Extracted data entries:
★ ★ ★ ★ ★

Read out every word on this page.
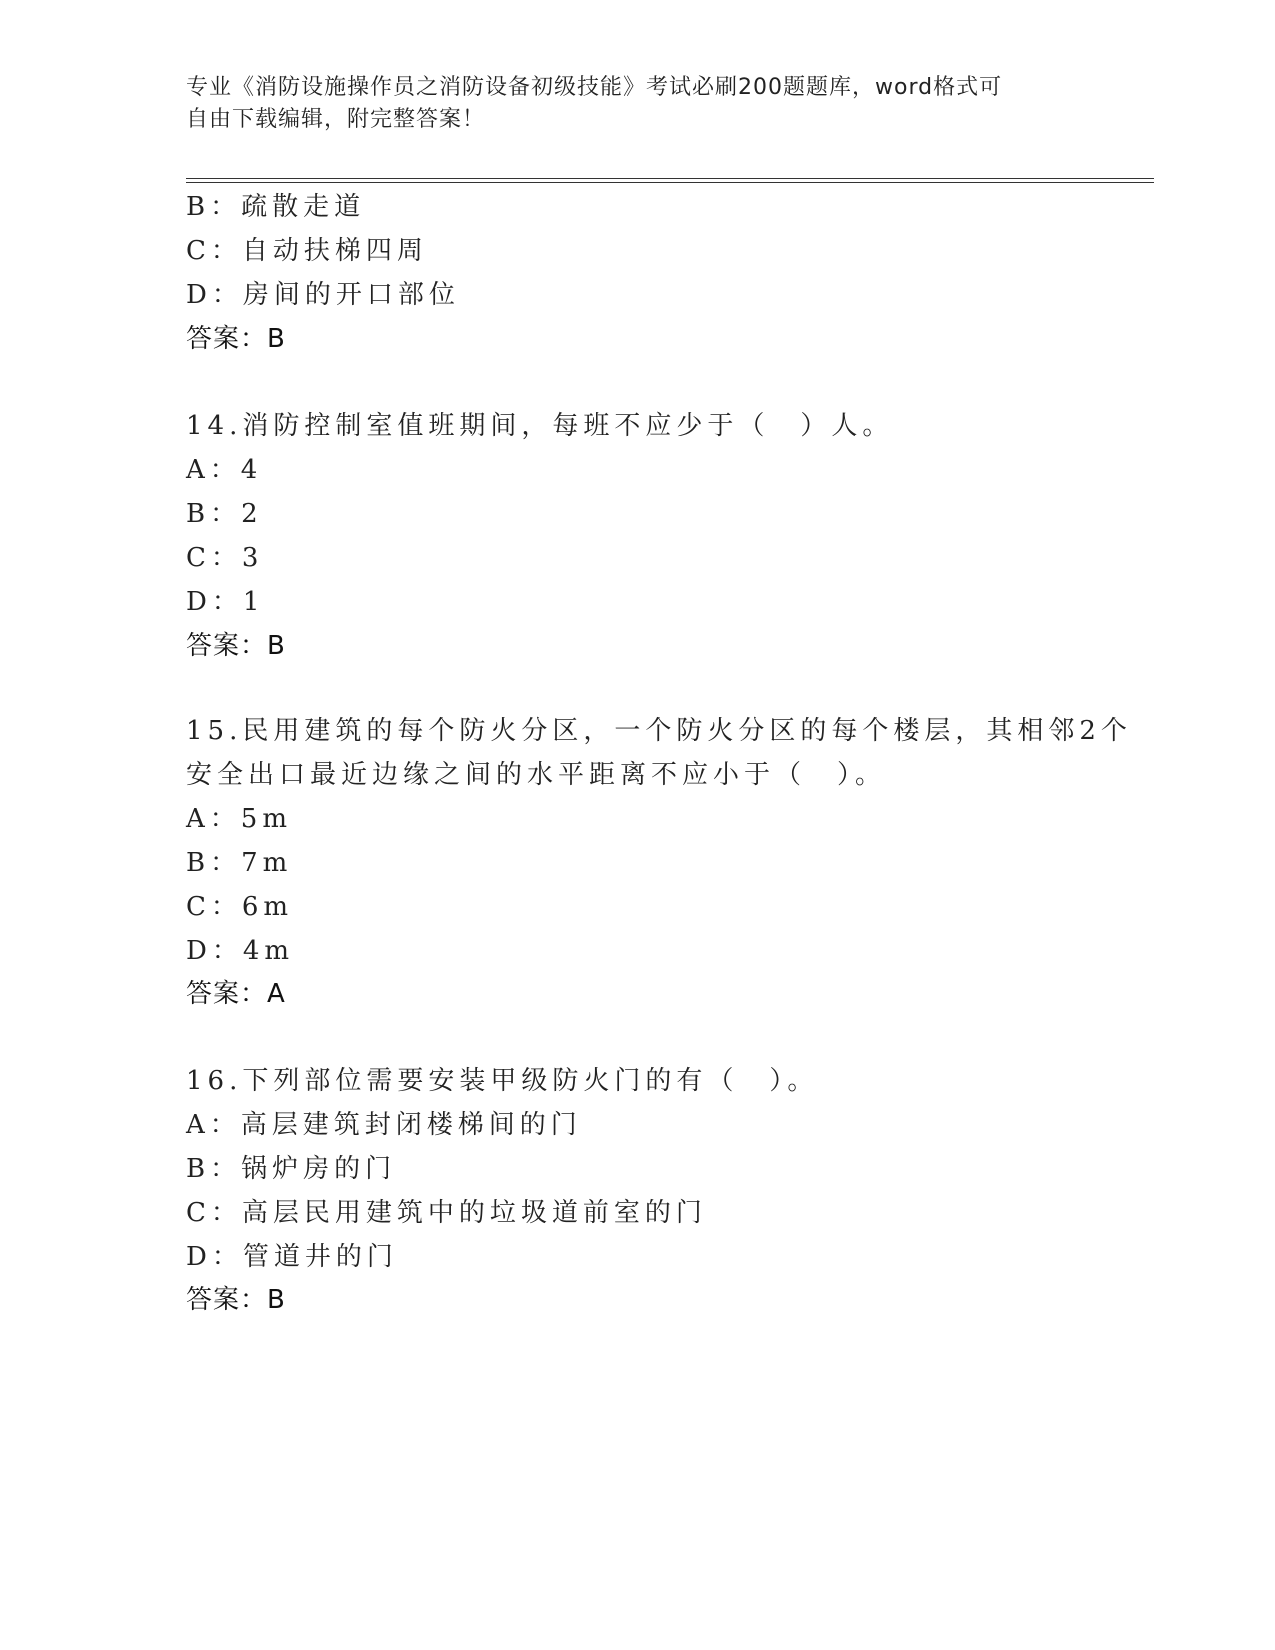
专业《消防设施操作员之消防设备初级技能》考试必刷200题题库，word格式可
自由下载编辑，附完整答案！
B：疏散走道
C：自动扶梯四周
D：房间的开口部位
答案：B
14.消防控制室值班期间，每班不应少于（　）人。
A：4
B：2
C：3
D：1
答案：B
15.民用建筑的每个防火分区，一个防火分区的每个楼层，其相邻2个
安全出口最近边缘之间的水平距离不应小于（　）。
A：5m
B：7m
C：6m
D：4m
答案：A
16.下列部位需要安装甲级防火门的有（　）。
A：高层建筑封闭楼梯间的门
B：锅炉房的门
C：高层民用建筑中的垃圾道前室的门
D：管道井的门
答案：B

★ ★ ★ ★ ★

_To do:_
Would you return the data exactly as written, without the pictures?

_Output for this exercise:_
Read out every word on this page.
专业《消防设施操作员之消防设备初级技能》考试必刷200题题库，word格式可
自由下载编辑，附完整答案！
B：疏散走道
C：自动扶梯四周
D：房间的开口部位
答案：B
14.消防控制室值班期间，每班不应少于（　）人。
A：4
B：2
C：3
D：1
答案：B
15.民用建筑的每个防火分区，一个防火分区的每个楼层，其相邻2个
安全出口最近边缘之间的水平距离不应小于（　）。
A：5m
B：7m
C：6m
D：4m
答案：A
16.下列部位需要安装甲级防火门的有（　）。
A：高层建筑封闭楼梯间的门
B：锅炉房的门
C：高层民用建筑中的垃圾道前室的门
D：管道井的门
答案：B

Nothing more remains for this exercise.